• LISTED RECORDS:
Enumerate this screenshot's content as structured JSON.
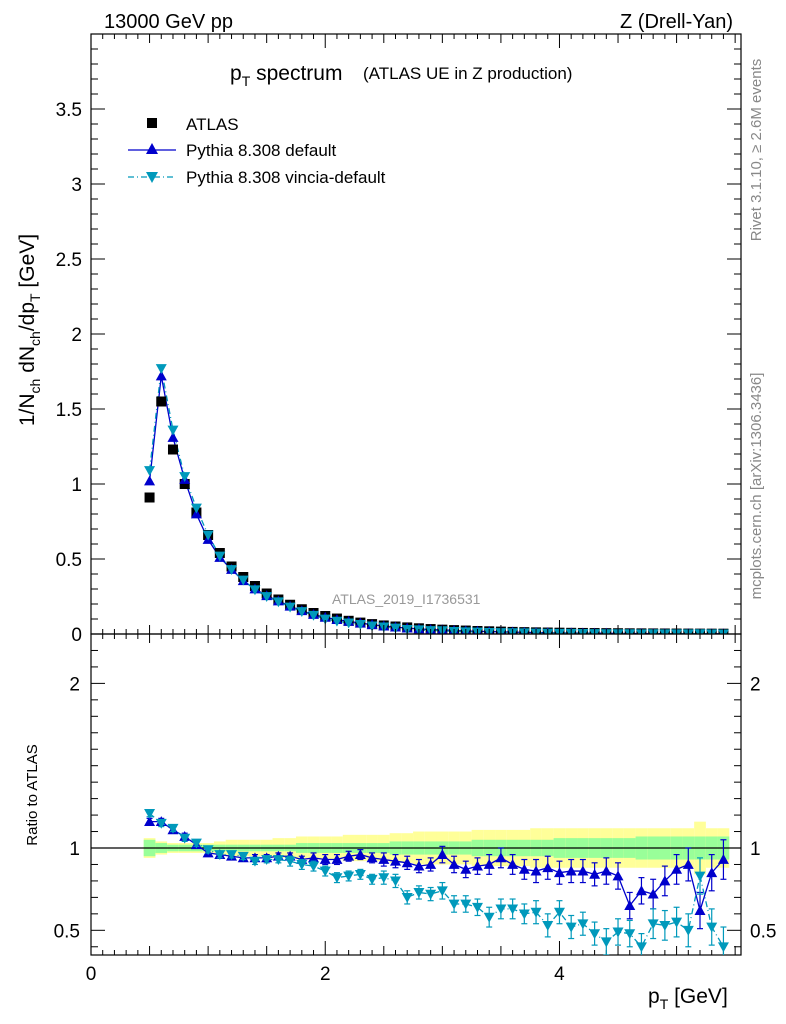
{
  "header": {
    "energy": "13000 GeV pp",
    "process": "Z (Drell-Yan)"
  },
  "main_title": "p",
  "main_title_sub": "T",
  "main_title_rest": " spectrum",
  "main_title_suffix": "(ATLAS UE in Z production)",
  "side_rivet": "Rivet 3.1.10, ≥ 2.6M events",
  "side_mcplots": "mcplots.cern.ch [arXiv:1306.3436]",
  "analysis_id": "ATLAS_2019_I1736531",
  "ylabel_main": "1/N_ch dN_ch/dp_T [GeV]",
  "ylabel_ratio": "Ratio to ATLAS",
  "xlabel": "p_T [GeV]",
  "chart_data": [
    {
      "type": "scatter",
      "panel": "main",
      "x": [
        0.5,
        0.6,
        0.7,
        0.8,
        0.9,
        1.0,
        1.1,
        1.2,
        1.3,
        1.4,
        1.5,
        1.6,
        1.7,
        1.8,
        1.9,
        2.0,
        2.1,
        2.2,
        2.3,
        2.4,
        2.5,
        2.6,
        2.7,
        2.8,
        2.9,
        3.0,
        3.1,
        3.2,
        3.3,
        3.4,
        3.5,
        3.6,
        3.7,
        3.8,
        3.9,
        4.0,
        4.1,
        4.2,
        4.3,
        4.4,
        4.5,
        4.6,
        4.7,
        4.8,
        4.9,
        5.0,
        5.1,
        5.2,
        5.3,
        5.4
      ],
      "series": [
        {
          "name": "ATLAS",
          "marker": "square",
          "color": "#000000",
          "values": [
            0.91,
            1.55,
            1.23,
            1.0,
            0.81,
            0.66,
            0.54,
            0.45,
            0.38,
            0.32,
            0.27,
            0.23,
            0.195,
            0.165,
            0.14,
            0.12,
            0.103,
            0.088,
            0.076,
            0.066,
            0.057,
            0.05,
            0.044,
            0.038,
            0.033,
            0.029,
            0.026,
            0.023,
            0.02,
            0.018,
            0.016,
            0.014,
            0.0125,
            0.011,
            0.0098,
            0.0088,
            0.0079,
            0.007,
            0.0063,
            0.0057,
            0.0051,
            0.0046,
            0.0042,
            0.0038,
            0.0034,
            0.0031,
            0.0028,
            0.0025,
            0.0023,
            0.0021
          ]
        },
        {
          "name": "Pythia 8.308 default",
          "marker": "triangle-up",
          "color": "#0000cc",
          "line": "solid",
          "values": [
            1.02,
            1.72,
            1.31,
            1.03,
            0.8,
            0.63,
            0.51,
            0.43,
            0.355,
            0.3,
            0.255,
            0.22,
            0.185,
            0.155,
            0.13,
            0.111,
            0.096,
            0.084,
            0.073,
            0.062,
            0.053,
            0.046,
            0.039,
            0.034,
            0.029,
            0.028,
            0.023,
            0.02,
            0.018,
            0.016,
            0.015,
            0.0125,
            0.011,
            0.0095,
            0.0085,
            0.0075,
            0.0068,
            0.006,
            0.0053,
            0.0049,
            0.0042,
            0.003,
            0.0031,
            0.0027,
            0.0027,
            0.0027,
            0.0025,
            0.0016,
            0.0019,
            0.002
          ]
        },
        {
          "name": "Pythia 8.308 vincia-default",
          "marker": "triangle-down",
          "color": "#0099bb",
          "line": "dashdot",
          "values": [
            1.09,
            1.77,
            1.36,
            1.05,
            0.84,
            0.66,
            0.52,
            0.43,
            0.36,
            0.295,
            0.25,
            0.215,
            0.18,
            0.15,
            0.125,
            0.1,
            0.086,
            0.074,
            0.064,
            0.054,
            0.047,
            0.04,
            0.031,
            0.028,
            0.023,
            0.022,
            0.017,
            0.015,
            0.013,
            0.011,
            0.01,
            0.009,
            0.0078,
            0.0067,
            0.006,
            0.0052,
            0.0046,
            0.004,
            0.0035,
            0.0024,
            0.0025,
            0.0022,
            0.0017,
            0.0021,
            0.0018,
            0.0017,
            0.0014,
            0.0021,
            0.0012,
            0.0009
          ]
        }
      ],
      "ylim": [
        0,
        4
      ],
      "xlim": [
        0,
        5.55
      ],
      "yticks": [
        "0",
        "0.5",
        "1",
        "1.5",
        "2",
        "2.5",
        "3",
        "3.5"
      ],
      "legend_placement": "top-left"
    },
    {
      "type": "line",
      "panel": "ratio",
      "x": [
        0.5,
        0.6,
        0.7,
        0.8,
        0.9,
        1.0,
        1.1,
        1.2,
        1.3,
        1.4,
        1.5,
        1.6,
        1.7,
        1.8,
        1.9,
        2.0,
        2.1,
        2.2,
        2.3,
        2.4,
        2.5,
        2.6,
        2.7,
        2.8,
        2.9,
        3.0,
        3.1,
        3.2,
        3.3,
        3.4,
        3.5,
        3.6,
        3.7,
        3.8,
        3.9,
        4.0,
        4.1,
        4.2,
        4.3,
        4.4,
        4.5,
        4.6,
        4.7,
        4.8,
        4.9,
        5.0,
        5.1,
        5.2,
        5.3,
        5.4
      ],
      "band_stat_half": [
        0.05,
        0.03,
        0.02,
        0.02,
        0.02,
        0.02,
        0.02,
        0.02,
        0.02,
        0.02,
        0.02,
        0.02,
        0.02,
        0.03,
        0.03,
        0.03,
        0.03,
        0.03,
        0.03,
        0.03,
        0.03,
        0.04,
        0.04,
        0.04,
        0.04,
        0.04,
        0.04,
        0.04,
        0.05,
        0.05,
        0.05,
        0.05,
        0.05,
        0.05,
        0.05,
        0.06,
        0.06,
        0.06,
        0.06,
        0.06,
        0.06,
        0.06,
        0.07,
        0.07,
        0.07,
        0.07,
        0.07,
        0.07,
        0.07,
        0.07
      ],
      "band_total_half": [
        0.06,
        0.04,
        0.03,
        0.03,
        0.03,
        0.03,
        0.04,
        0.05,
        0.05,
        0.05,
        0.05,
        0.06,
        0.06,
        0.07,
        0.07,
        0.07,
        0.07,
        0.08,
        0.08,
        0.08,
        0.08,
        0.09,
        0.09,
        0.1,
        0.1,
        0.1,
        0.1,
        0.1,
        0.11,
        0.11,
        0.11,
        0.11,
        0.11,
        0.12,
        0.12,
        0.12,
        0.12,
        0.12,
        0.12,
        0.12,
        0.12,
        0.12,
        0.12,
        0.12,
        0.12,
        0.12,
        0.12,
        0.16,
        0.12,
        0.12
      ],
      "series": [
        {
          "name": "Pythia 8.308 default",
          "marker": "triangle-up",
          "color": "#0000cc",
          "line": "solid",
          "values": [
            1.16,
            1.16,
            1.11,
            1.07,
            1.02,
            0.97,
            0.96,
            0.95,
            0.94,
            0.94,
            0.94,
            0.95,
            0.95,
            0.93,
            0.94,
            0.93,
            0.93,
            0.95,
            0.96,
            0.94,
            0.93,
            0.92,
            0.91,
            0.89,
            0.9,
            0.96,
            0.9,
            0.87,
            0.89,
            0.9,
            0.94,
            0.9,
            0.87,
            0.86,
            0.88,
            0.85,
            0.86,
            0.86,
            0.84,
            0.86,
            0.83,
            0.65,
            0.74,
            0.72,
            0.8,
            0.87,
            0.9,
            0.62,
            0.85,
            0.93
          ],
          "errors": [
            0.02,
            0.02,
            0.02,
            0.02,
            0.02,
            0.02,
            0.02,
            0.02,
            0.02,
            0.02,
            0.02,
            0.02,
            0.02,
            0.02,
            0.03,
            0.03,
            0.03,
            0.03,
            0.03,
            0.03,
            0.04,
            0.04,
            0.04,
            0.04,
            0.04,
            0.05,
            0.05,
            0.05,
            0.05,
            0.06,
            0.06,
            0.06,
            0.06,
            0.07,
            0.07,
            0.07,
            0.07,
            0.07,
            0.07,
            0.08,
            0.08,
            0.08,
            0.08,
            0.09,
            0.09,
            0.09,
            0.1,
            0.11,
            0.11,
            0.12
          ]
        },
        {
          "name": "Pythia 8.308 vincia-default",
          "marker": "triangle-down",
          "color": "#0099bb",
          "line": "dashdot",
          "values": [
            1.21,
            1.15,
            1.12,
            1.06,
            1.03,
            0.99,
            0.96,
            0.96,
            0.95,
            0.92,
            0.93,
            0.93,
            0.92,
            0.9,
            0.89,
            0.86,
            0.82,
            0.83,
            0.84,
            0.81,
            0.82,
            0.8,
            0.7,
            0.73,
            0.72,
            0.74,
            0.66,
            0.66,
            0.64,
            0.58,
            0.63,
            0.63,
            0.6,
            0.61,
            0.53,
            0.61,
            0.52,
            0.54,
            0.48,
            0.43,
            0.49,
            0.48,
            0.4,
            0.54,
            0.53,
            0.55,
            0.5,
            0.83,
            0.52,
            0.4
          ],
          "errors": [
            0.02,
            0.02,
            0.02,
            0.02,
            0.02,
            0.02,
            0.02,
            0.02,
            0.02,
            0.02,
            0.02,
            0.02,
            0.03,
            0.03,
            0.03,
            0.03,
            0.03,
            0.03,
            0.03,
            0.03,
            0.04,
            0.04,
            0.04,
            0.04,
            0.04,
            0.05,
            0.05,
            0.05,
            0.05,
            0.06,
            0.06,
            0.06,
            0.06,
            0.07,
            0.07,
            0.07,
            0.07,
            0.07,
            0.07,
            0.08,
            0.08,
            0.08,
            0.08,
            0.09,
            0.09,
            0.09,
            0.1,
            0.11,
            0.11,
            0.12
          ]
        }
      ],
      "ylim": [
        0.35,
        2.3
      ],
      "xlim": [
        0,
        5.55
      ],
      "yticks": [
        "0.5",
        "1",
        "2"
      ],
      "xticks": [
        "0",
        "2",
        "4"
      ],
      "band_colors": {
        "total": "#ffff99",
        "stat": "#99ff99"
      }
    }
  ]
}
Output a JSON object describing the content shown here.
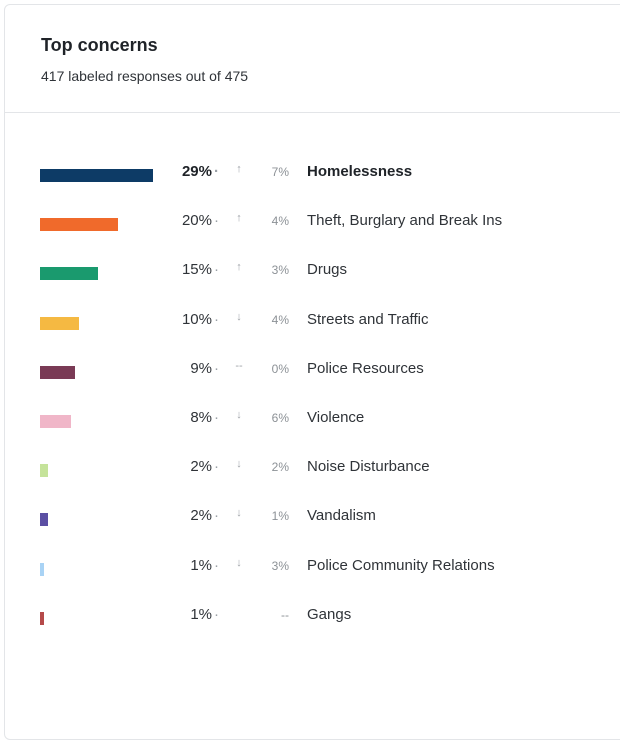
{
  "card": {
    "title": "Top concerns",
    "subtitle": "417 labeled responses out of 475"
  },
  "concerns": [
    {
      "label": "Homelessness",
      "percent": "29%",
      "trend": "↑",
      "change": "7%",
      "share": 29,
      "color": "#0d3b66",
      "bold": true
    },
    {
      "label": "Theft, Burglary and Break Ins",
      "percent": "20%",
      "trend": "↑",
      "change": "4%",
      "share": 20,
      "color": "#f06a2b",
      "bold": false
    },
    {
      "label": "Drugs",
      "percent": "15%",
      "trend": "↑",
      "change": "3%",
      "share": 15,
      "color": "#1a9a6e",
      "bold": false
    },
    {
      "label": "Streets and Traffic",
      "percent": "10%",
      "trend": "↓",
      "change": "4%",
      "share": 10,
      "color": "#f5b942",
      "bold": false
    },
    {
      "label": "Police Resources",
      "percent": "9%",
      "trend": "--",
      "change": "0%",
      "share": 9,
      "color": "#7a3a55",
      "bold": false
    },
    {
      "label": "Violence",
      "percent": "8%",
      "trend": "↓",
      "change": "6%",
      "share": 8,
      "color": "#f0b6c8",
      "bold": false
    },
    {
      "label": "Noise Disturbance",
      "percent": "2%",
      "trend": "↓",
      "change": "2%",
      "share": 2,
      "color": "#c5e39a",
      "bold": false
    },
    {
      "label": "Vandalism",
      "percent": "2%",
      "trend": "↓",
      "change": "1%",
      "share": 2,
      "color": "#5b4fa3",
      "bold": false
    },
    {
      "label": "Police Community Relations",
      "percent": "1%",
      "trend": "↓",
      "change": "3%",
      "share": 1,
      "color": "#a9d3f5",
      "bold": false
    },
    {
      "label": "Gangs",
      "percent": "1%",
      "trend": "",
      "change": "--",
      "share": 1,
      "color": "#b54a4a",
      "bold": false
    }
  ]
}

• DESCRIPTION OF THE TASK: Single out each line of the records above with the string "content" in it, and copy it.

• FULL SOLUTION:
Enumerate this screenshot's content as structured JSON.
Output a JSON object describing the content shown here.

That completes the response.